Start of Records supplied

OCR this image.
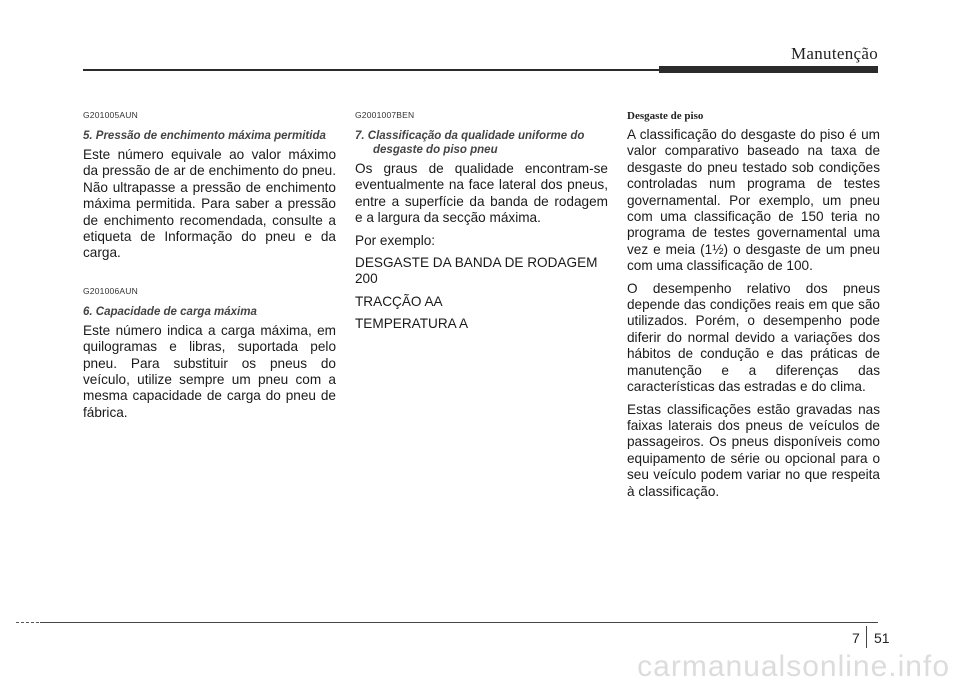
Manutenção
G201005AUN
5. Pressão de enchimento máxima permitida
Este número equivale ao valor máximo da pressão de ar de enchimento do pneu. Não ultrapasse a pressão de enchimento máxima permitida. Para saber a pressão de enchimento recomendada, consulte a etiqueta de Informação do pneu e da carga.
G201006AUN
6. Capacidade de carga máxima
Este número indica a carga máxima, em quilogramas e libras, suportada pelo pneu. Para substituir os pneus do veículo, utilize sempre um pneu com a mesma capacidade de carga do pneu de fábrica.
G2001007BEN
7. Classificação da qualidade uniforme do desgaste do piso pneu
Os graus de qualidade encontram-se eventualmente na face lateral dos pneus, entre a superfície da banda de rodagem e a largura da secção máxima.
Por exemplo:
DESGASTE DA BANDA DE RODAGEM 200
TRACÇÃO AA
TEMPERATURA A
Desgaste de piso
A classificação do desgaste do piso é um valor comparativo baseado na taxa de desgaste do pneu testado sob condições controladas num programa de testes governamental. Por exemplo, um pneu com uma classificação de 150 teria no programa de testes governamental uma vez e meia (1½) o desgaste de um pneu com uma classificação de 100.
O desempenho relativo dos pneus depende das condições reais em que são utilizados. Porém, o desempenho pode diferir do normal devido a variações dos hábitos de condução e das práticas de manutenção e a diferenças das características das estradas e do clima.
Estas classificações estão gravadas nas faixas laterais dos pneus de veículos de passageiros. Os pneus disponíveis como equipamento de série ou opcional para o seu veículo podem variar no que respeita à classificação.
7 51
carmanualsonline.info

End of Records supplied

_Given request_: Within the material above, find the lines that contain the word "permitida"; copy them.

_Response to this exercise_:
5. Pressão de enchimento máxima permitida
Este número equivale ao valor máximo da pressão de ar de enchimento do pneu. Não ultrapasse a pressão de enchimento máxima permitida. Para saber a pressão de enchimento recomendada, consulte a etiqueta de Informação do pneu e da carga.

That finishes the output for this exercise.